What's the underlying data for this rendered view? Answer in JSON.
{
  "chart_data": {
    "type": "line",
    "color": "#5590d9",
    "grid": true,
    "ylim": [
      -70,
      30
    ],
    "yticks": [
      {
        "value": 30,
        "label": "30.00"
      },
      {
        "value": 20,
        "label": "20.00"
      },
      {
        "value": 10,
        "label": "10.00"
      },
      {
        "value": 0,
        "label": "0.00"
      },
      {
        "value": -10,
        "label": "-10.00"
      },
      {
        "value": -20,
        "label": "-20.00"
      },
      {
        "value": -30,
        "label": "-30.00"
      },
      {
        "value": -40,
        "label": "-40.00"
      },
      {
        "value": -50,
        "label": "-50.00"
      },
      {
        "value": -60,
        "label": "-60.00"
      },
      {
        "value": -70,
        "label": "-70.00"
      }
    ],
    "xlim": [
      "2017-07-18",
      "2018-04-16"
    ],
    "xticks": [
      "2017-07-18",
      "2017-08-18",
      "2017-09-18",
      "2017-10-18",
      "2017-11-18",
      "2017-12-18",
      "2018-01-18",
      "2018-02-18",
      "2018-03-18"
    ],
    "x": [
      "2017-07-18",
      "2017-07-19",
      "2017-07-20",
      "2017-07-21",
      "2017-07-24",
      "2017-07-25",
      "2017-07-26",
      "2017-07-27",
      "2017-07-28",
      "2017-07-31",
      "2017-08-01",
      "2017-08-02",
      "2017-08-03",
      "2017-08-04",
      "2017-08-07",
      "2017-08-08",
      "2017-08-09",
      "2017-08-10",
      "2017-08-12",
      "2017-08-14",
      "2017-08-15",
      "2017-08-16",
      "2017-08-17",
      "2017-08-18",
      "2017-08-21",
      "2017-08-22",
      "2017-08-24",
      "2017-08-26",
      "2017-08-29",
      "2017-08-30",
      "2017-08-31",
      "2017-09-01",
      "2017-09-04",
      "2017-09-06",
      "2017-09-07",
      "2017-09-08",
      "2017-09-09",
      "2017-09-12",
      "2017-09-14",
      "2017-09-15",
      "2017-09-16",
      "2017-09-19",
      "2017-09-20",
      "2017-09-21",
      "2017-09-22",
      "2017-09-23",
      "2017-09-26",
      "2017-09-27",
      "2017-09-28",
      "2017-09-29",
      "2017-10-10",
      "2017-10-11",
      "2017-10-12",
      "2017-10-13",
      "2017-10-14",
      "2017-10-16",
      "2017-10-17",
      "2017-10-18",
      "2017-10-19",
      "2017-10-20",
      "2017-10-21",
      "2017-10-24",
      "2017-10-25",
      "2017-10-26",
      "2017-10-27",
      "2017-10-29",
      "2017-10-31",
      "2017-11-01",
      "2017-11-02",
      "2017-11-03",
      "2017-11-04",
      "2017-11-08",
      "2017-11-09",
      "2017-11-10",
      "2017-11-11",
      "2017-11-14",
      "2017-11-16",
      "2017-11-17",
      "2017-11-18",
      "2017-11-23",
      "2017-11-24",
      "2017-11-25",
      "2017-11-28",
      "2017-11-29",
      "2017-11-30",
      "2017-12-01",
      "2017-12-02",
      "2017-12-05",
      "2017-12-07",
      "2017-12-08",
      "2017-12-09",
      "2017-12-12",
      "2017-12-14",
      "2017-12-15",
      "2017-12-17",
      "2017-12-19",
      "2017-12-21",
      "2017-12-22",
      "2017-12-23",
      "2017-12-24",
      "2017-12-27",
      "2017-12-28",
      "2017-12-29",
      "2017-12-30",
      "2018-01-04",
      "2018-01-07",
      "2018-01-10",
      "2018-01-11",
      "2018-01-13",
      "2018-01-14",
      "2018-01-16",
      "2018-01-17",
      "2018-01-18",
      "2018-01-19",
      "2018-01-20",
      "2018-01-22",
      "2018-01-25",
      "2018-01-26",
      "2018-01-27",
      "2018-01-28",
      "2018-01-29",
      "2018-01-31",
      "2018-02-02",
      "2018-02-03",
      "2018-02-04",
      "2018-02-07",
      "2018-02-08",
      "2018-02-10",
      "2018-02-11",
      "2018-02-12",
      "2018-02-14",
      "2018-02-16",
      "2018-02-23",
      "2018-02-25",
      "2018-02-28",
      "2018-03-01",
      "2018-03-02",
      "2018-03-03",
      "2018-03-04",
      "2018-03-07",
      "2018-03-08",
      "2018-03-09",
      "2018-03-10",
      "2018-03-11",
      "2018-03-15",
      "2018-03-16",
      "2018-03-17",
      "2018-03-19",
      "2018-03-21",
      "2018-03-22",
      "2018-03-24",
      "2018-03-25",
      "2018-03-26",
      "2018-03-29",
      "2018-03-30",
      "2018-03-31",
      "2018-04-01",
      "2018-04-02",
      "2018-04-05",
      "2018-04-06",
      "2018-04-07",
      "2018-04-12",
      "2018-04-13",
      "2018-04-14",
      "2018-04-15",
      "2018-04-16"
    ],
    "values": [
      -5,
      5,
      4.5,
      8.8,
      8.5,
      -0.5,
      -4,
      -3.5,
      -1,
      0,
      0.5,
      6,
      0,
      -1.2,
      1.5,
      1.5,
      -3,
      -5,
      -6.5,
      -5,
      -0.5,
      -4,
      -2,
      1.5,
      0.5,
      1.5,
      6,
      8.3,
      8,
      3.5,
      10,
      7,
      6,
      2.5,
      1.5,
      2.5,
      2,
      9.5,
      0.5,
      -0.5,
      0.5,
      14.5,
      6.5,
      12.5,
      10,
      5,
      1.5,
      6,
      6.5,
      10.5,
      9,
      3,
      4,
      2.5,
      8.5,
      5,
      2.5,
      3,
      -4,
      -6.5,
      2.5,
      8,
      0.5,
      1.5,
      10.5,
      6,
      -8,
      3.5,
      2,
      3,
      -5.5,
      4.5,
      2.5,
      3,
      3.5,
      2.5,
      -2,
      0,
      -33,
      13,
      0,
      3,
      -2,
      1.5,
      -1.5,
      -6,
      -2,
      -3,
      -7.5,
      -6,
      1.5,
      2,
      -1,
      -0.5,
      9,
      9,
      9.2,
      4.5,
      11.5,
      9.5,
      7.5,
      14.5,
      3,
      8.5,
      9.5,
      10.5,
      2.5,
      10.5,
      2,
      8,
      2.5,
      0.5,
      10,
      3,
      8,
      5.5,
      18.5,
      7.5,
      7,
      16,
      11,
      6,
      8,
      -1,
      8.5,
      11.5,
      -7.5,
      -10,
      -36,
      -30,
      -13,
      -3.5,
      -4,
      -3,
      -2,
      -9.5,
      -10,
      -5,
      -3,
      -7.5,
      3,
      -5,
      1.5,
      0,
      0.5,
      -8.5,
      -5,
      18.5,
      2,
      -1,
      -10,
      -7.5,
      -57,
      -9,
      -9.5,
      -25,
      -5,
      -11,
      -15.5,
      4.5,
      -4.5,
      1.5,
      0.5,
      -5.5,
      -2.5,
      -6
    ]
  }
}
——
> [Request]
Take the lines above and print them exactly.

> [Reply to the exercise]
What's the underlying data for this rendered view? Answer in JSON.
{
  "chart_data": {
    "type": "line",
    "color": "#5590d9",
    "grid": true,
    "ylim": [
      -70,
      30
    ],
    "yticks": [
      {
        "value": 30,
        "label": "30.00"
      },
      {
        "value": 20,
        "label": "20.00"
      },
      {
        "value": 10,
        "label": "10.00"
      },
      {
        "value": 0,
        "label": "0.00"
      },
      {
        "value": -10,
        "label": "-10.00"
      },
      {
        "value": -20,
        "label": "-20.00"
      },
      {
        "value": -30,
        "label": "-30.00"
      },
      {
        "value": -40,
        "label": "-40.00"
      },
      {
        "value": -50,
        "label": "-50.00"
      },
      {
        "value": -60,
        "label": "-60.00"
      },
      {
        "value": -70,
        "label": "-70.00"
      }
    ],
    "xlim": [
      "2017-07-18",
      "2018-04-16"
    ],
    "xticks": [
      "2017-07-18",
      "2017-08-18",
      "2017-09-18",
      "2017-10-18",
      "2017-11-18",
      "2017-12-18",
      "2018-01-18",
      "2018-02-18",
      "2018-03-18"
    ],
    "x": [
      "2017-07-18",
      "2017-07-19",
      "2017-07-20",
      "2017-07-21",
      "2017-07-24",
      "2017-07-25",
      "2017-07-26",
      "2017-07-27",
      "2017-07-28",
      "2017-07-31",
      "2017-08-01",
      "2017-08-02",
      "2017-08-03",
      "2017-08-04",
      "2017-08-07",
      "2017-08-08",
      "2017-08-09",
      "2017-08-10",
      "2017-08-12",
      "2017-08-14",
      "2017-08-15",
      "2017-08-16",
      "2017-08-17",
      "2017-08-18",
      "2017-08-21",
      "2017-08-22",
      "2017-08-24",
      "2017-08-26",
      "2017-08-29",
      "2017-08-30",
      "2017-08-31",
      "2017-09-01",
      "2017-09-04",
      "2017-09-06",
      "2017-09-07",
      "2017-09-08",
      "2017-09-09",
      "2017-09-12",
      "2017-09-14",
      "2017-09-15",
      "2017-09-16",
      "2017-09-19",
      "2017-09-20",
      "2017-09-21",
      "2017-09-22",
      "2017-09-23",
      "2017-09-26",
      "2017-09-27",
      "2017-09-28",
      "2017-09-29",
      "2017-10-10",
      "2017-10-11",
      "2017-10-12",
      "2017-10-13",
      "2017-10-14",
      "2017-10-16",
      "2017-10-17",
      "2017-10-18",
      "2017-10-19",
      "2017-10-20",
      "2017-10-21",
      "2017-10-24",
      "2017-10-25",
      "2017-10-26",
      "2017-10-27",
      "2017-10-29",
      "2017-10-31",
      "2017-11-01",
      "2017-11-02",
      "2017-11-03",
      "2017-11-04",
      "2017-11-08",
      "2017-11-09",
      "2017-11-10",
      "2017-11-11",
      "2017-11-14",
      "2017-11-16",
      "2017-11-17",
      "2017-11-18",
      "2017-11-23",
      "2017-11-24",
      "2017-11-25",
      "2017-11-28",
      "2017-11-29",
      "2017-11-30",
      "2017-12-01",
      "2017-12-02",
      "2017-12-05",
      "2017-12-07",
      "2017-12-08",
      "2017-12-09",
      "2017-12-12",
      "2017-12-14",
      "2017-12-15",
      "2017-12-17",
      "2017-12-19",
      "2017-12-21",
      "2017-12-22",
      "2017-12-23",
      "2017-12-24",
      "2017-12-27",
      "2017-12-28",
      "2017-12-29",
      "2017-12-30",
      "2018-01-04",
      "2018-01-07",
      "2018-01-10",
      "2018-01-11",
      "2018-01-13",
      "2018-01-14",
      "2018-01-16",
      "2018-01-17",
      "2018-01-18",
      "2018-01-19",
      "2018-01-20",
      "2018-01-22",
      "2018-01-25",
      "2018-01-26",
      "2018-01-27",
      "2018-01-28",
      "2018-01-29",
      "2018-01-31",
      "2018-02-02",
      "2018-02-03",
      "2018-02-04",
      "2018-02-07",
      "2018-02-08",
      "2018-02-10",
      "2018-02-11",
      "2018-02-12",
      "2018-02-14",
      "2018-02-16",
      "2018-02-23",
      "2018-02-25",
      "2018-02-28",
      "2018-03-01",
      "2018-03-02",
      "2018-03-03",
      "2018-03-04",
      "2018-03-07",
      "2018-03-08",
      "2018-03-09",
      "2018-03-10",
      "2018-03-11",
      "2018-03-15",
      "2018-03-16",
      "2018-03-17",
      "2018-03-19",
      "2018-03-21",
      "2018-03-22",
      "2018-03-24",
      "2018-03-25",
      "2018-03-26",
      "2018-03-29",
      "2018-03-30",
      "2018-03-31",
      "2018-04-01",
      "2018-04-02",
      "2018-04-05",
      "2018-04-06",
      "2018-04-07",
      "2018-04-12",
      "2018-04-13",
      "2018-04-14",
      "2018-04-15",
      "2018-04-16"
    ],
    "values": [
      -5,
      5,
      4.5,
      8.8,
      8.5,
      -0.5,
      -4,
      -3.5,
      -1,
      0,
      0.5,
      6,
      0,
      -1.2,
      1.5,
      1.5,
      -3,
      -5,
      -6.5,
      -5,
      -0.5,
      -4,
      -2,
      1.5,
      0.5,
      1.5,
      6,
      8.3,
      8,
      3.5,
      10,
      7,
      6,
      2.5,
      1.5,
      2.5,
      2,
      9.5,
      0.5,
      -0.5,
      0.5,
      14.5,
      6.5,
      12.5,
      10,
      5,
      1.5,
      6,
      6.5,
      10.5,
      9,
      3,
      4,
      2.5,
      8.5,
      5,
      2.5,
      3,
      -4,
      -6.5,
      2.5,
      8,
      0.5,
      1.5,
      10.5,
      6,
      -8,
      3.5,
      2,
      3,
      -5.5,
      4.5,
      2.5,
      3,
      3.5,
      2.5,
      -2,
      0,
      -33,
      13,
      0,
      3,
      -2,
      1.5,
      -1.5,
      -6,
      -2,
      -3,
      -7.5,
      -6,
      1.5,
      2,
      -1,
      -0.5,
      9,
      9,
      9.2,
      4.5,
      11.5,
      9.5,
      7.5,
      14.5,
      3,
      8.5,
      9.5,
      10.5,
      2.5,
      10.5,
      2,
      8,
      2.5,
      0.5,
      10,
      3,
      8,
      5.5,
      18.5,
      7.5,
      7,
      16,
      11,
      6,
      8,
      -1,
      8.5,
      11.5,
      -7.5,
      -10,
      -36,
      -30,
      -13,
      -3.5,
      -4,
      -3,
      -2,
      -9.5,
      -10,
      -5,
      -3,
      -7.5,
      3,
      -5,
      1.5,
      0,
      0.5,
      -8.5,
      -5,
      18.5,
      2,
      -1,
      -10,
      -7.5,
      -57,
      -9,
      -9.5,
      -25,
      -5,
      -11,
      -15.5,
      4.5,
      -4.5,
      1.5,
      0.5,
      -5.5,
      -2.5,
      -6
    ]
  }
}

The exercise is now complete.